Start of EXTRACTED INFORMATION

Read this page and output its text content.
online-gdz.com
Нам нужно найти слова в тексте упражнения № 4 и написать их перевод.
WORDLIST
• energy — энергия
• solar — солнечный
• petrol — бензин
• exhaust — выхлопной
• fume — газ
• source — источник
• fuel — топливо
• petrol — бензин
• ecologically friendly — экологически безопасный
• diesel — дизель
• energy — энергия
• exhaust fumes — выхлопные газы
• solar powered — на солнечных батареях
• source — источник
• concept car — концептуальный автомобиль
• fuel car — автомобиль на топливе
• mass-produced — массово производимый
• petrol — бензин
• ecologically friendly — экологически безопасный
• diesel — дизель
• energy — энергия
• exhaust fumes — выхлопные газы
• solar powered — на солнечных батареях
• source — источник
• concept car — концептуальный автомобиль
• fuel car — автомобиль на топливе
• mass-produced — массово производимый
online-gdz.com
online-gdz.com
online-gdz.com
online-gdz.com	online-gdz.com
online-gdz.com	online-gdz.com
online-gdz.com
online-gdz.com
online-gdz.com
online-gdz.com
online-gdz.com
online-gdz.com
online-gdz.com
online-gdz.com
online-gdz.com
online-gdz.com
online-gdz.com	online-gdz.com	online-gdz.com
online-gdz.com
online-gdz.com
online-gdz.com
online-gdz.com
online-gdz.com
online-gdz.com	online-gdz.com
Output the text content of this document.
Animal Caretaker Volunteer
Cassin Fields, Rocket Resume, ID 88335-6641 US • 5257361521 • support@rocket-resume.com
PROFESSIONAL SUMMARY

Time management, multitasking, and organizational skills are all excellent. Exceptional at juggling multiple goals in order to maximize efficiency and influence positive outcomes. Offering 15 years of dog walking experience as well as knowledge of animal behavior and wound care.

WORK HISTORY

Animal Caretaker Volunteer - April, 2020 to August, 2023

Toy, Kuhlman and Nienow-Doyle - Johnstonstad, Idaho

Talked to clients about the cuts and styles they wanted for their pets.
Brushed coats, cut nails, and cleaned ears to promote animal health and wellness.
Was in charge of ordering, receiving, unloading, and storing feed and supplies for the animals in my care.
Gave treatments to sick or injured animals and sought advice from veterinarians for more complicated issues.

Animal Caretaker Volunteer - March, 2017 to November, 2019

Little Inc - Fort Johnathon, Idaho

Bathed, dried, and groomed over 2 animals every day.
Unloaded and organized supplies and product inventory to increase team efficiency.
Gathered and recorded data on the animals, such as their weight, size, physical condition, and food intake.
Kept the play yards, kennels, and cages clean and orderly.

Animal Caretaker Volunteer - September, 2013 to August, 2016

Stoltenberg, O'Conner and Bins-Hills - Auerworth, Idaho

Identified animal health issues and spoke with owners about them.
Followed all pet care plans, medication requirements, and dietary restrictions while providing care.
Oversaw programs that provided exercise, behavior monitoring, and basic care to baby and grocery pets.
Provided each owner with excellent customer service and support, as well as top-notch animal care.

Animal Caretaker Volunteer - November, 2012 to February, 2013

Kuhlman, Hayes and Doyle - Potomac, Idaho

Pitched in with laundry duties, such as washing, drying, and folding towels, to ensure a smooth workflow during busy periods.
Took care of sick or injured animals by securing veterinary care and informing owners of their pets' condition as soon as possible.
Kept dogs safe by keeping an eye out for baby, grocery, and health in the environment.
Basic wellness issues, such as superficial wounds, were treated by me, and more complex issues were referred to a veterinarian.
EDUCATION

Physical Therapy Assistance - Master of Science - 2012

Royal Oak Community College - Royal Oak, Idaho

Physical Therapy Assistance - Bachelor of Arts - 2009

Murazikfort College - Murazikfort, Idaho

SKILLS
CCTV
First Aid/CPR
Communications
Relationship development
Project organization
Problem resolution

End of EXTRACTED INFORMATION

> **WHAT IS BEING ASKED**
Restate each record word for word.

> **SOLUTION FOR THIS PROBLEM**
Read this page and output its text content.
online-gdz.com
Нам нужно найти слова в тексте упражнения № 4 и написать их перевод.
WORDLIST
• energy — энергия
• solar — солнечный
• petrol — бензин
• exhaust — выхлопной
• fume — газ
• source — источник
• fuel — топливо
• petrol — бензин
• ecologically friendly — экологически безопасный
• diesel — дизель
• energy — энергия
• exhaust fumes — выхлопные газы
• solar powered — на солнечных батареях
• source — источник
• concept car — концептуальный автомобиль
• fuel car — автомобиль на топливе
• mass-produced — массово производимый
• petrol — бензин
• ecologically friendly — экологически безопасный
• diesel — дизель
• energy — энергия
• exhaust fumes — выхлопные газы
• solar powered — на солнечных батареях
• source — источник
• concept car — концептуальный автомобиль
• fuel car — автомобиль на топливе
• mass-produced — массово производимый
online-gdz.com
online-gdz.com
online-gdz.com
online-gdz.com	online-gdz.com
online-gdz.com	online-gdz.com
online-gdz.com
online-gdz.com
online-gdz.com
online-gdz.com
online-gdz.com
online-gdz.com
online-gdz.com
online-gdz.com
online-gdz.com
online-gdz.com
online-gdz.com	online-gdz.com	online-gdz.com
online-gdz.com
online-gdz.com
online-gdz.com
online-gdz.com
online-gdz.com
online-gdz.com	online-gdz.com
Output the text content of this document.
Animal Caretaker Volunteer
Cassin Fields, Rocket Resume, ID 88335-6641 US • 5257361521 • support@rocket-resume.com
PROFESSIONAL SUMMARY

Time management, multitasking, and organizational skills are all excellent. Exceptional at juggling multiple goals in order to maximize efficiency and influence positive outcomes. Offering 15 years of dog walking experience as well as knowledge of animal behavior and wound care.

WORK HISTORY

Animal Caretaker Volunteer - April, 2020 to August, 2023

Toy, Kuhlman and Nienow-Doyle - Johnstonstad, Idaho

Talked to clients about the cuts and styles they wanted for their pets.
Brushed coats, cut nails, and cleaned ears to promote animal health and wellness.
Was in charge of ordering, receiving, unloading, and storing feed and supplies for the animals in my care.
Gave treatments to sick or injured animals and sought advice from veterinarians for more complicated issues.

Animal Caretaker Volunteer - March, 2017 to November, 2019

Little Inc - Fort Johnathon, Idaho

Bathed, dried, and groomed over 2 animals every day.
Unloaded and organized supplies and product inventory to increase team efficiency.
Gathered and recorded data on the animals, such as their weight, size, physical condition, and food intake.
Kept the play yards, kennels, and cages clean and orderly.

Animal Caretaker Volunteer - September, 2013 to August, 2016

Stoltenberg, O'Conner and Bins-Hills - Auerworth, Idaho

Identified animal health issues and spoke with owners about them.
Followed all pet care plans, medication requirements, and dietary restrictions while providing care.
Oversaw programs that provided exercise, behavior monitoring, and basic care to baby and grocery pets.
Provided each owner with excellent customer service and support, as well as top-notch animal care.

Animal Caretaker Volunteer - November, 2012 to February, 2013

Kuhlman, Hayes and Doyle - Potomac, Idaho

Pitched in with laundry duties, such as washing, drying, and folding towels, to ensure a smooth workflow during busy periods.
Took care of sick or injured animals by securing veterinary care and informing owners of their pets' condition as soon as possible.
Kept dogs safe by keeping an eye out for baby, grocery, and health in the environment.
Basic wellness issues, such as superficial wounds, were treated by me, and more complex issues were referred to a veterinarian.
EDUCATION

Physical Therapy Assistance - Master of Science - 2012

Royal Oak Community College - Royal Oak, Idaho

Physical Therapy Assistance - Bachelor of Arts - 2009

Murazikfort College - Murazikfort, Idaho

SKILLS
CCTV
First Aid/CPR
Communications
Relationship development
Project organization
Problem resolution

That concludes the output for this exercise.